Part IV·Microarchitecture·Chapter 28 of 62

Part IVMicroarchitecture

Instruction-Level Parallelism

May 16, 2026·18 min read·advanced

Part V developed the machinery a single processor uses to execute many instructions concurrently: pipelining, superscalar issue, out-of-order scheduling, register renaming, branch prediction, memory disambiguation. All of those techniques exploit the same underlying resource: instruction-level parallelism (ILP), the parallelism that exists within a single sequential instruction stream among instructions that happen not to depend on one another.

ILP is what makes a wide deep modern processor faster than a narrow shallow one running the same program. The program is sequential as written; the hardware finds independence inside it and runs the independent pieces in parallel. The amount of ILP a program offers, and how much of it the hardware can extract, sets the upper bound on single-thread performance.

This chapter steps back from the implementation techniques of Part V and asks the broader questions. What is ILP, exactly? How is it limited? How much is there in real programs? What do compilers do to expose it? What are the techniques — beyond out-of-order execution — that have been tried? And why has single-thread performance roughly stagnated in recent years even as transistor counts have continued to grow?

01.What ILP Is

ILP is the property of a sequential program that lets some of its instructions execute concurrently without violating any dependencies. The instructions are written one after another, but their dependencies form a graph, not a linear chain. Instructions that lie on independent branches of the graph can execute in any order, including simultaneously.

GIVEN INSTRUCTION ->
Write out the passage on instruction-level parallelism again from "Part IVMicroarchitecture" to "on one another.", switching "concurrently" to "at the same time".

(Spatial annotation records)

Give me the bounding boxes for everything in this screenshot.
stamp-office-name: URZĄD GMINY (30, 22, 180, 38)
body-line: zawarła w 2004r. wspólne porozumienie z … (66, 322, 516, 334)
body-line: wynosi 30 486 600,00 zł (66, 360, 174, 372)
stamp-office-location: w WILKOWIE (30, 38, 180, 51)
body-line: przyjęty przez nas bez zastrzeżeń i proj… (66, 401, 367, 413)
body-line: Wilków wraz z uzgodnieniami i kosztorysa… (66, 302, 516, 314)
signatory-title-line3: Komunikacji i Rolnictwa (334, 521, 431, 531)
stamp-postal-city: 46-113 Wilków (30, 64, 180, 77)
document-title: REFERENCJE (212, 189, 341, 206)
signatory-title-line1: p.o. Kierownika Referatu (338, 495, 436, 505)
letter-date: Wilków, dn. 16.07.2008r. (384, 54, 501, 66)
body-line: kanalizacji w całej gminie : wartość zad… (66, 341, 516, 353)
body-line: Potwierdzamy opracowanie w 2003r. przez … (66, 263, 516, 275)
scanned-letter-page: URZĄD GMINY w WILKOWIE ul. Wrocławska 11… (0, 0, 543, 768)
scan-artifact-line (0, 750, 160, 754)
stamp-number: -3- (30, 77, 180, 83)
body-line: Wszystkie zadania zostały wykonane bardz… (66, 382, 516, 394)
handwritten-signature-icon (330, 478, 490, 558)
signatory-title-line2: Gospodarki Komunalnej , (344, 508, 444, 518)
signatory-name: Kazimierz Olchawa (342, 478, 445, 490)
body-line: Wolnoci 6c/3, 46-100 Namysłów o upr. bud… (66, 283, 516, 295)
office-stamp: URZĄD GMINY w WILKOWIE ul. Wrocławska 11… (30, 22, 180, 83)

RESULT FOR THIS EXERCISE ->
Part IVMicroarchitecture

Instruction-Level Parallelism

May 16, 2026·18 min read·advanced

Part V developed the machinery a single processor uses to execute many instructions at the same time: pipelining, superscalar issue, out-of-order scheduling, register renaming, branch prediction, memory disambiguation. All of those techniques exploit the same underlying resource: instruction-level parallelism (ILP), the parallelism that exists within a single sequential instruction stream among instructions that happen not to depend on one another.